Retype all of the data exactly as given.
-- Dataset content start --
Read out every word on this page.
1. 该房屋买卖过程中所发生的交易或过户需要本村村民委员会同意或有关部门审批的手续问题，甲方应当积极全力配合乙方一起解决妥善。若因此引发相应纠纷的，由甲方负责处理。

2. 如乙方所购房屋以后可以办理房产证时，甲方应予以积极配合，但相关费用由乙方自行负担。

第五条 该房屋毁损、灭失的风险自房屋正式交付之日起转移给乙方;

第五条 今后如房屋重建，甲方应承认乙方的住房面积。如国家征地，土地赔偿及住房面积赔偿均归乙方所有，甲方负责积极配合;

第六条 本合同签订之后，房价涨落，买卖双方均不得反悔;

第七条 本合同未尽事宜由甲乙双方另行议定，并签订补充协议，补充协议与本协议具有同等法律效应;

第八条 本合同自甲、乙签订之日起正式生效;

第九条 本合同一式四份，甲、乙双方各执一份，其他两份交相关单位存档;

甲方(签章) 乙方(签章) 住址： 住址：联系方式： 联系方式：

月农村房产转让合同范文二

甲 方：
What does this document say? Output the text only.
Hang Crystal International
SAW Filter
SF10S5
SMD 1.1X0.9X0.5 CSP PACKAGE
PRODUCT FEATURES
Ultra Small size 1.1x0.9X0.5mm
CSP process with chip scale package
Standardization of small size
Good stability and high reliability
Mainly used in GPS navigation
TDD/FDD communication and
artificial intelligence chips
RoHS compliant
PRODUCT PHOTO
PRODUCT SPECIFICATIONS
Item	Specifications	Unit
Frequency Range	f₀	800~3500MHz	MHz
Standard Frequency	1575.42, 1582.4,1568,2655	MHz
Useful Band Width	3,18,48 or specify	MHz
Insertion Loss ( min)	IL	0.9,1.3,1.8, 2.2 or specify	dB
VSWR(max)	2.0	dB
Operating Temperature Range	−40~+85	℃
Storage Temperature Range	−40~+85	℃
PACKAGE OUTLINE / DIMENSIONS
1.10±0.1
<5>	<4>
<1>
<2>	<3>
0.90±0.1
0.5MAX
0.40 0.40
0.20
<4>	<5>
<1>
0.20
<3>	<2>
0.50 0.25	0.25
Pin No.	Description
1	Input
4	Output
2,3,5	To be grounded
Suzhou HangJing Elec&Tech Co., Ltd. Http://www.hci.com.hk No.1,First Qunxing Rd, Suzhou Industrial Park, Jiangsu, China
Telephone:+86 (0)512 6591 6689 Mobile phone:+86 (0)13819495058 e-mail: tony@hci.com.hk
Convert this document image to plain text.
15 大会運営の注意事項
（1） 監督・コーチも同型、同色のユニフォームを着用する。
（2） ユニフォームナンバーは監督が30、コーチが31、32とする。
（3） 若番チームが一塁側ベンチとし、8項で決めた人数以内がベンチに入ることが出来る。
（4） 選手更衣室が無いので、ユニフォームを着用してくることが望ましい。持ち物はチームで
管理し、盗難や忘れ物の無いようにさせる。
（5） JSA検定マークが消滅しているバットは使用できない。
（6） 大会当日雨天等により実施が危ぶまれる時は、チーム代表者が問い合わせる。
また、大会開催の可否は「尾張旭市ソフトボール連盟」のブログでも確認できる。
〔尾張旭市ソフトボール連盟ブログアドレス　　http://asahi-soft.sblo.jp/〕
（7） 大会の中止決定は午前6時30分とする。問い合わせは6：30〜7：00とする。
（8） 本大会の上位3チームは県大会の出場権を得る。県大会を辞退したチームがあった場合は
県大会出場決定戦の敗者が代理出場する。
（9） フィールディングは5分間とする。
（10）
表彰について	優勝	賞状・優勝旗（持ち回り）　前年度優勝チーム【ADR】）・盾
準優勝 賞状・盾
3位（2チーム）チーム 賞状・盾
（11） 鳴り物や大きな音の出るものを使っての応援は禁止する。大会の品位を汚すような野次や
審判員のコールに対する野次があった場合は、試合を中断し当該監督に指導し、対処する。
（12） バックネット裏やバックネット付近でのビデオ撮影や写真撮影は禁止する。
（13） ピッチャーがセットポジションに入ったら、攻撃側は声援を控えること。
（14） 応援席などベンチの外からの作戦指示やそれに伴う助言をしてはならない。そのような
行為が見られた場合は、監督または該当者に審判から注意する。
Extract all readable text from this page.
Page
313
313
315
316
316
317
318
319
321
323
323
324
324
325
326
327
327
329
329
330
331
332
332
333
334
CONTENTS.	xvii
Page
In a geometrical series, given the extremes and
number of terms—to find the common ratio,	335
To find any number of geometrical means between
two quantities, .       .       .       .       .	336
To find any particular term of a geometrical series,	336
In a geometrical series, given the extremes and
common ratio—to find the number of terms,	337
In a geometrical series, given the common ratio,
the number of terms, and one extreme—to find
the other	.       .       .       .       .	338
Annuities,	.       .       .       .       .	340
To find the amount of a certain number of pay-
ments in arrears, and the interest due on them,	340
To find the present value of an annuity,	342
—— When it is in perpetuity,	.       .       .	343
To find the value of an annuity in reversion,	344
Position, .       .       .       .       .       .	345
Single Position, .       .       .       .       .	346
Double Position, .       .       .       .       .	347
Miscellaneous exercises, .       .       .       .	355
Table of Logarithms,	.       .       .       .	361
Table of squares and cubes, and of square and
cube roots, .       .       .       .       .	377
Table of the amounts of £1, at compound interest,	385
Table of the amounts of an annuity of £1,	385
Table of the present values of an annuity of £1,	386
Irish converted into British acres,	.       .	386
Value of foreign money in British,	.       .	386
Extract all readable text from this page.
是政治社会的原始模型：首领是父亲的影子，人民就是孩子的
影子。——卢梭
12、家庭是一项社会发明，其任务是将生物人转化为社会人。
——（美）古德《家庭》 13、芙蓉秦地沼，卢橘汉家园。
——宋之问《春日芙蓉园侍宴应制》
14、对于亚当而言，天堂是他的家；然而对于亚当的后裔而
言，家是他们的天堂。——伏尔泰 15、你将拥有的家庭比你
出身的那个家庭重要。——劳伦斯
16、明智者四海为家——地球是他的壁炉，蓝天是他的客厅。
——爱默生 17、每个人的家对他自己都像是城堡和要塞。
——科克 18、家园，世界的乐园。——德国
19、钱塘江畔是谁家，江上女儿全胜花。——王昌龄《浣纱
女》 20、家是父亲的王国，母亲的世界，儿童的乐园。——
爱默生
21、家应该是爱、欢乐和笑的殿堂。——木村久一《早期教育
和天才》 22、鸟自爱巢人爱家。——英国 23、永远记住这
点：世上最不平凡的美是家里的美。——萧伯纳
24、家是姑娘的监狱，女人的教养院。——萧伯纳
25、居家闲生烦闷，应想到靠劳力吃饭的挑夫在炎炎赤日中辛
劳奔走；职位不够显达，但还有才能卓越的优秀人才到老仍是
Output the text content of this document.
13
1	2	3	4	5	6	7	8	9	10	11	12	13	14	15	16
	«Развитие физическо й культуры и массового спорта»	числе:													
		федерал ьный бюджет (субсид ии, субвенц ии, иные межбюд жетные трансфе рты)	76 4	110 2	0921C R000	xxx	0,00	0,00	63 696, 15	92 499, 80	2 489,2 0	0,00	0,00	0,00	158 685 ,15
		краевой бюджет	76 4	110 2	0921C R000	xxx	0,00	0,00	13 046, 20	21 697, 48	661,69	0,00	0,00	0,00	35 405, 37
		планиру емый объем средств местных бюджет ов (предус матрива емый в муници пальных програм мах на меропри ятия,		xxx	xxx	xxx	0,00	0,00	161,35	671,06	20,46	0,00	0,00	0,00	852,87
-- Dataset content end --
*Exercise output*
Read out every word on this page.
1. 该房屋买卖过程中所发生的交易或过户需要本村村民委员会同意或有关部门审批的手续问题，甲方应当积极全力配合乙方一起解决妥善。若因此引发相应纠纷的，由甲方负责处理。

2. 如乙方所购房屋以后可以办理房产证时，甲方应予以积极配合，但相关费用由乙方自行负担。

第五条 该房屋毁损、灭失的风险自房屋正式交付之日起转移给乙方;

第五条 今后如房屋重建，甲方应承认乙方的住房面积。如国家征地，土地赔偿及住房面积赔偿均归乙方所有，甲方负责积极配合;

第六条 本合同签订之后，房价涨落，买卖双方均不得反悔;

第七条 本合同未尽事宜由甲乙双方另行议定，并签订补充协议，补充协议与本协议具有同等法律效应;

第八条 本合同自甲、乙签订之日起正式生效;

第九条 本合同一式四份，甲、乙双方各执一份，其他两份交相关单位存档;

甲方(签章) 乙方(签章) 住址： 住址：联系方式： 联系方式：

月农村房产转让合同范文二

甲 方：
What does this document say? Output the text only.
Hang Crystal International
SAW Filter
SF10S5
SMD 1.1X0.9X0.5 CSP PACKAGE
PRODUCT FEATURES
Ultra Small size 1.1x0.9X0.5mm
CSP process with chip scale package
Standardization of small size
Good stability and high reliability
Mainly used in GPS navigation
TDD/FDD communication and
artificial intelligence chips
RoHS compliant
PRODUCT PHOTO
PRODUCT SPECIFICATIONS
Item	Specifications	Unit
Frequency Range	f₀	800~3500MHz	MHz
Standard Frequency	1575.42, 1582.4,1568,2655	MHz
Useful Band Width	3,18,48 or specify	MHz
Insertion Loss ( min)	IL	0.9,1.3,1.8, 2.2 or specify	dB
VSWR(max)	2.0	dB
Operating Temperature Range	−40~+85	℃
Storage Temperature Range	−40~+85	℃
PACKAGE OUTLINE / DIMENSIONS
1.10±0.1
<5>	<4>
<1>
<2>	<3>
0.90±0.1
0.5MAX
0.40 0.40
0.20
<4>	<5>
<1>
0.20
<3>	<2>
0.50 0.25	0.25
Pin No.	Description
1	Input
4	Output
2,3,5	To be grounded
Suzhou HangJing Elec&Tech Co., Ltd. Http://www.hci.com.hk No.1,First Qunxing Rd, Suzhou Industrial Park, Jiangsu, China
Telephone:+86 (0)512 6591 6689 Mobile phone:+86 (0)13819495058 e-mail: tony@hci.com.hk
Convert this document image to plain text.
15 大会運営の注意事項
（1） 監督・コーチも同型、同色のユニフォームを着用する。
（2） ユニフォームナンバーは監督が30、コーチが31、32とする。
（3） 若番チームが一塁側ベンチとし、8項で決めた人数以内がベンチに入ることが出来る。
（4） 選手更衣室が無いので、ユニフォームを着用してくることが望ましい。持ち物はチームで
管理し、盗難や忘れ物の無いようにさせる。
（5） JSA検定マークが消滅しているバットは使用できない。
（6） 大会当日雨天等により実施が危ぶまれる時は、チーム代表者が問い合わせる。
また、大会開催の可否は「尾張旭市ソフトボール連盟」のブログでも確認できる。
〔尾張旭市ソフトボール連盟ブログアドレス　　http://asahi-soft.sblo.jp/〕
（7） 大会の中止決定は午前6時30分とする。問い合わせは6：30〜7：00とする。
（8） 本大会の上位3チームは県大会の出場権を得る。県大会を辞退したチームがあった場合は
県大会出場決定戦の敗者が代理出場する。
（9） フィールディングは5分間とする。
（10）
表彰について	優勝	賞状・優勝旗（持ち回り）　前年度優勝チーム【ADR】）・盾
準優勝 賞状・盾
3位（2チーム）チーム 賞状・盾
（11） 鳴り物や大きな音の出るものを使っての応援は禁止する。大会の品位を汚すような野次や
審判員のコールに対する野次があった場合は、試合を中断し当該監督に指導し、対処する。
（12） バックネット裏やバックネット付近でのビデオ撮影や写真撮影は禁止する。
（13） ピッチャーがセットポジションに入ったら、攻撃側は声援を控えること。
（14） 応援席などベンチの外からの作戦指示やそれに伴う助言をしてはならない。そのような
行為が見られた場合は、監督または該当者に審判から注意する。
Extract all readable text from this page.
Page
313
313
315
316
316
317
318
319
321
323
323
324
324
325
326
327
327
329
329
330
331
332
332
333
334
CONTENTS.	xvii
Page
In a geometrical series, given the extremes and
number of terms—to find the common ratio,	335
To find any number of geometrical means between
two quantities, .       .       .       .       .	336
To find any particular term of a geometrical series,	336
In a geometrical series, given the extremes and
common ratio—to find the number of terms,	337
In a geometrical series, given the common ratio,
the number of terms, and one extreme—to find
the other	.       .       .       .       .	338
Annuities,	.       .       .       .       .	340
To find the amount of a certain number of pay-
ments in arrears, and the interest due on them,	340
To find the present value of an annuity,	342
—— When it is in perpetuity,	.       .       .	343
To find the value of an annuity in reversion,	344
Position, .       .       .       .       .       .	345
Single Position, .       .       .       .       .	346
Double Position, .       .       .       .       .	347
Miscellaneous exercises, .       .       .       .	355
Table of Logarithms,	.       .       .       .	361
Table of squares and cubes, and of square and
cube roots, .       .       .       .       .	377
Table of the amounts of £1, at compound interest,	385
Table of the amounts of an annuity of £1,	385
Table of the present values of an annuity of £1,	386
Irish converted into British acres,	.       .	386
Value of foreign money in British,	.       .	386
Extract all readable text from this page.
是政治社会的原始模型：首领是父亲的影子，人民就是孩子的
影子。——卢梭
12、家庭是一项社会发明，其任务是将生物人转化为社会人。
——（美）古德《家庭》 13、芙蓉秦地沼，卢橘汉家园。
——宋之问《春日芙蓉园侍宴应制》
14、对于亚当而言，天堂是他的家；然而对于亚当的后裔而
言，家是他们的天堂。——伏尔泰 15、你将拥有的家庭比你
出身的那个家庭重要。——劳伦斯
16、明智者四海为家——地球是他的壁炉，蓝天是他的客厅。
——爱默生 17、每个人的家对他自己都像是城堡和要塞。
——科克 18、家园，世界的乐园。——德国
19、钱塘江畔是谁家，江上女儿全胜花。——王昌龄《浣纱
女》 20、家是父亲的王国，母亲的世界，儿童的乐园。——
爱默生
21、家应该是爱、欢乐和笑的殿堂。——木村久一《早期教育
和天才》 22、鸟自爱巢人爱家。——英国 23、永远记住这
点：世上最不平凡的美是家里的美。——萧伯纳
24、家是姑娘的监狱，女人的教养院。——萧伯纳
25、居家闲生烦闷，应想到靠劳力吃饭的挑夫在炎炎赤日中辛
劳奔走；职位不够显达，但还有才能卓越的优秀人才到老仍是
Output the text content of this document.
13
1	2	3	4	5	6	7	8	9	10	11	12	13	14	15	16
	«Развитие физическо й культуры и массового спорта»	числе:													
		федерал ьный бюджет (субсид ии, субвенц ии, иные межбюд жетные трансфе рты)	76 4	110 2	0921C R000	xxx	0,00	0,00	63 696, 15	92 499, 80	2 489,2 0	0,00	0,00	0,00	158 685 ,15
		краевой бюджет	76 4	110 2	0921C R000	xxx	0,00	0,00	13 046, 20	21 697, 48	661,69	0,00	0,00	0,00	35 405, 37
		планиру емый объем средств местных бюджет ов (предус матрива емый в муници пальных програм мах на меропри ятия,		xxx	xxx	xxx	0,00	0,00	161,35	671,06	20,46	0,00	0,00	0,00	852,87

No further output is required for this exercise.